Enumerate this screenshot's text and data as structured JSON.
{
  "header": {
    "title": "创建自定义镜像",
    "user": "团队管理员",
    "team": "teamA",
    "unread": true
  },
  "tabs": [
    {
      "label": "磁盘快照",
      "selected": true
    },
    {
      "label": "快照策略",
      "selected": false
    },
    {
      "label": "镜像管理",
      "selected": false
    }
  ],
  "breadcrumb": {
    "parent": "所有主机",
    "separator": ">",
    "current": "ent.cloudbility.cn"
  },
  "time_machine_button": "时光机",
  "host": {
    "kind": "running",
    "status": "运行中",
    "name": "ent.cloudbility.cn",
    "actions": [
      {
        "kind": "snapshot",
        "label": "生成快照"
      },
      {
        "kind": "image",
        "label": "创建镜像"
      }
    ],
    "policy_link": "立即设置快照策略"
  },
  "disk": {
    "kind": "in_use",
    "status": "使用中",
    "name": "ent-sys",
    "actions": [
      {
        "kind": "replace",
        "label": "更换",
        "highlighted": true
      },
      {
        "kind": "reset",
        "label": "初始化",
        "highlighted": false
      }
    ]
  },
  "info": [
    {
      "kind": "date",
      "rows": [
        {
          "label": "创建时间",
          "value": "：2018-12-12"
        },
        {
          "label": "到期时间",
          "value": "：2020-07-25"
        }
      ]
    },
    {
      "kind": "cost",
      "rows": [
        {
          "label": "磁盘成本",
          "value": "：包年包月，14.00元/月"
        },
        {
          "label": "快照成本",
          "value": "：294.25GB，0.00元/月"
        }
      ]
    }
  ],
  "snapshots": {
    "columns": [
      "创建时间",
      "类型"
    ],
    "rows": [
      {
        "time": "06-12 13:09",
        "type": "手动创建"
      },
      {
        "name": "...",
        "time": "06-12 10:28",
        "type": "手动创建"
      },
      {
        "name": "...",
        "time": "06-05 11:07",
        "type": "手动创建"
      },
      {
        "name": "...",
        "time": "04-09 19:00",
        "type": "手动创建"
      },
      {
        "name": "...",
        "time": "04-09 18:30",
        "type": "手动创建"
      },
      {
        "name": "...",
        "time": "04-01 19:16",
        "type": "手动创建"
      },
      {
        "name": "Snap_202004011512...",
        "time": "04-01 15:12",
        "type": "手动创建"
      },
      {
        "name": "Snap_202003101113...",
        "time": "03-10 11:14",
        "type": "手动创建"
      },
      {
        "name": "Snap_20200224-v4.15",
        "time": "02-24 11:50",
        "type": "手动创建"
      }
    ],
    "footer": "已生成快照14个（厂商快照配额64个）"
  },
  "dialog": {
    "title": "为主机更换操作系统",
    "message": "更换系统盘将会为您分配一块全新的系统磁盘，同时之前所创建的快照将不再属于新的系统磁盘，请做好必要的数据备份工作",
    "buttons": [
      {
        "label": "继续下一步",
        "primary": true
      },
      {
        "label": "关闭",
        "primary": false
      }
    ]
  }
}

EXERCISE DIRECTIONS:
Set down the entries verbatim, leaving none out.

TASK RESPONSE:
Enumerate this screenshot's text and data as structured JSON.
{
  "header": {
    "title": "创建自定义镜像",
    "user": "团队管理员",
    "team": "teamA",
    "unread": true
  },
  "tabs": [
    {
      "label": "磁盘快照",
      "selected": true
    },
    {
      "label": "快照策略",
      "selected": false
    },
    {
      "label": "镜像管理",
      "selected": false
    }
  ],
  "breadcrumb": {
    "parent": "所有主机",
    "separator": ">",
    "current": "ent.cloudbility.cn"
  },
  "time_machine_button": "时光机",
  "host": {
    "kind": "running",
    "status": "运行中",
    "name": "ent.cloudbility.cn",
    "actions": [
      {
        "kind": "snapshot",
        "label": "生成快照"
      },
      {
        "kind": "image",
        "label": "创建镜像"
      }
    ],
    "policy_link": "立即设置快照策略"
  },
  "disk": {
    "kind": "in_use",
    "status": "使用中",
    "name": "ent-sys",
    "actions": [
      {
        "kind": "replace",
        "label": "更换",
        "highlighted": true
      },
      {
        "kind": "reset",
        "label": "初始化",
        "highlighted": false
      }
    ]
  },
  "info": [
    {
      "kind": "date",
      "rows": [
        {
          "label": "创建时间",
          "value": "：2018-12-12"
        },
        {
          "label": "到期时间",
          "value": "：2020-07-25"
        }
      ]
    },
    {
      "kind": "cost",
      "rows": [
        {
          "label": "磁盘成本",
          "value": "：包年包月，14.00元/月"
        },
        {
          "label": "快照成本",
          "value": "：294.25GB，0.00元/月"
        }
      ]
    }
  ],
  "snapshots": {
    "columns": [
      "创建时间",
      "类型"
    ],
    "rows": [
      {
        "time": "06-12 13:09",
        "type": "手动创建"
      },
      {
        "name": "...",
        "time": "06-12 10:28",
        "type": "手动创建"
      },
      {
        "name": "...",
        "time": "06-05 11:07",
        "type": "手动创建"
      },
      {
        "name": "...",
        "time": "04-09 19:00",
        "type": "手动创建"
      },
      {
        "name": "...",
        "time": "04-09 18:30",
        "type": "手动创建"
      },
      {
        "name": "...",
        "time": "04-01 19:16",
        "type": "手动创建"
      },
      {
        "name": "Snap_202004011512...",
        "time": "04-01 15:12",
        "type": "手动创建"
      },
      {
        "name": "Snap_202003101113...",
        "time": "03-10 11:14",
        "type": "手动创建"
      },
      {
        "name": "Snap_20200224-v4.15",
        "time": "02-24 11:50",
        "type": "手动创建"
      }
    ],
    "footer": "已生成快照14个（厂商快照配额64个）"
  },
  "dialog": {
    "title": "为主机更换操作系统",
    "message": "更换系统盘将会为您分配一块全新的系统磁盘，同时之前所创建的快照将不再属于新的系统磁盘，请做好必要的数据备份工作",
    "buttons": [
      {
        "label": "继续下一步",
        "primary": true
      },
      {
        "label": "关闭",
        "primary": false
      }
    ]
  }
}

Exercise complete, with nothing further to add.